Provided information ->
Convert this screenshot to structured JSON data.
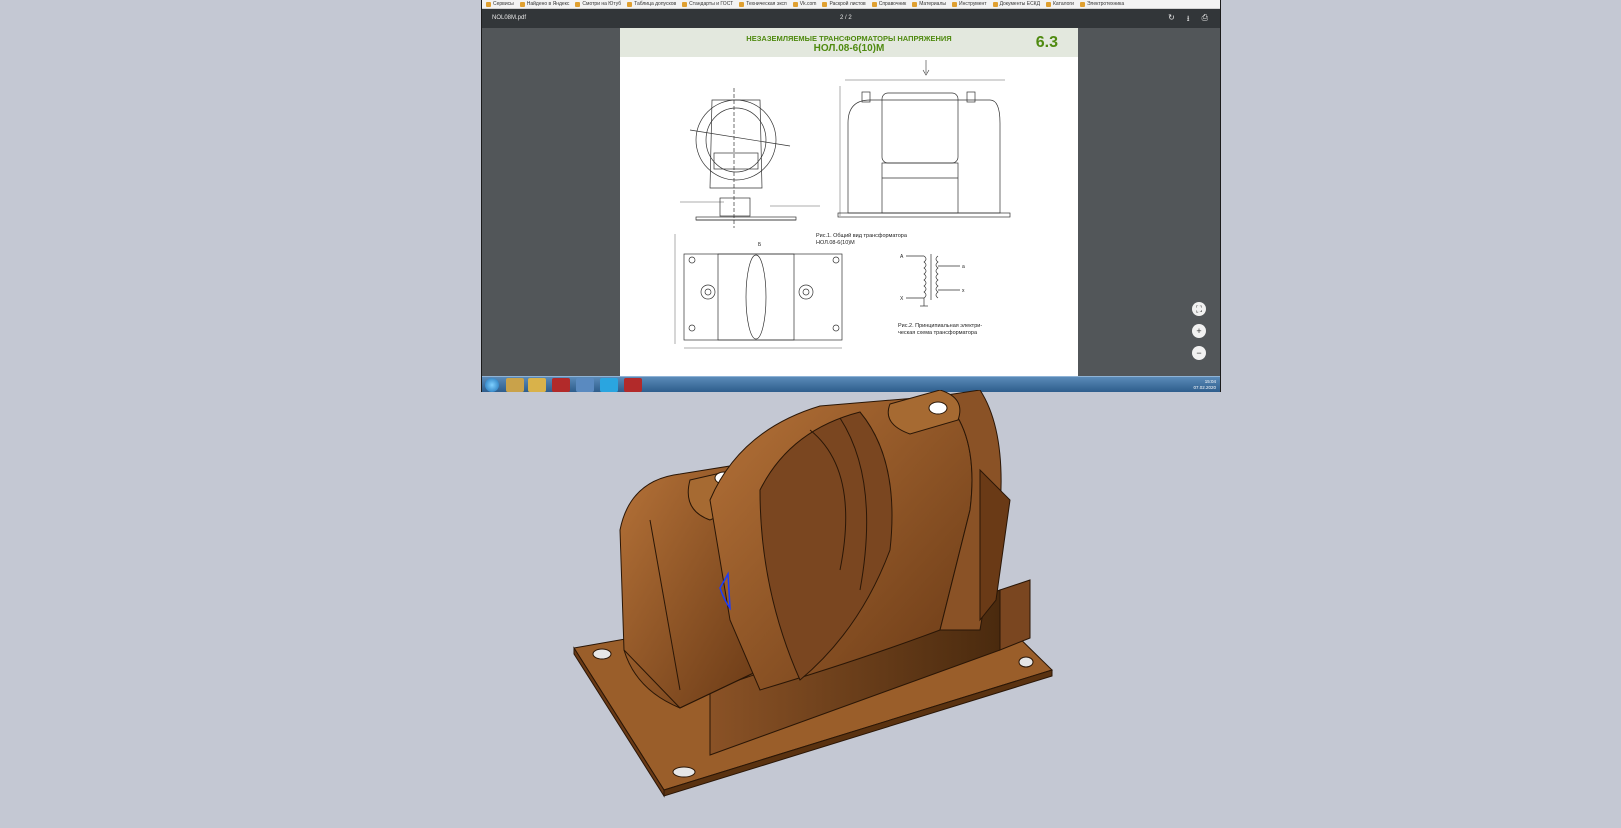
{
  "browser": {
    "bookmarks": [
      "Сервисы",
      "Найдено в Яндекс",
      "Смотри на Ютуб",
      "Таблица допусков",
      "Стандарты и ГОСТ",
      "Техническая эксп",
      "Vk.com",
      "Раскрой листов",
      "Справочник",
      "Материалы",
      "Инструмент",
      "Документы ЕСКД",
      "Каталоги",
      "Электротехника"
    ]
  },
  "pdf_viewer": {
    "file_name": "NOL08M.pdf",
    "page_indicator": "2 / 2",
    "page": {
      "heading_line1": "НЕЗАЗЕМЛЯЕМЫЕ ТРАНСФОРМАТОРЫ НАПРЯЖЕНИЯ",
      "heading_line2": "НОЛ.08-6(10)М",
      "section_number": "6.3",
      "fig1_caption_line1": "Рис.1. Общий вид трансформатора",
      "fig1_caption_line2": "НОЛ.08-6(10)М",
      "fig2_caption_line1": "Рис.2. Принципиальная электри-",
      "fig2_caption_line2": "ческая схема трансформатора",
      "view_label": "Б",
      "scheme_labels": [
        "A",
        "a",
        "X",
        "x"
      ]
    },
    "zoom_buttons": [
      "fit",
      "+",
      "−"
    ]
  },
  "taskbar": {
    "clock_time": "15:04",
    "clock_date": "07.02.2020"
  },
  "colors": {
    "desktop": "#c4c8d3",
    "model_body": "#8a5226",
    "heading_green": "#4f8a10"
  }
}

Problem requirements -> Examine the listing and say how many of its lines contain the string "трансформатора". Give the number alone.

Written solution -> 2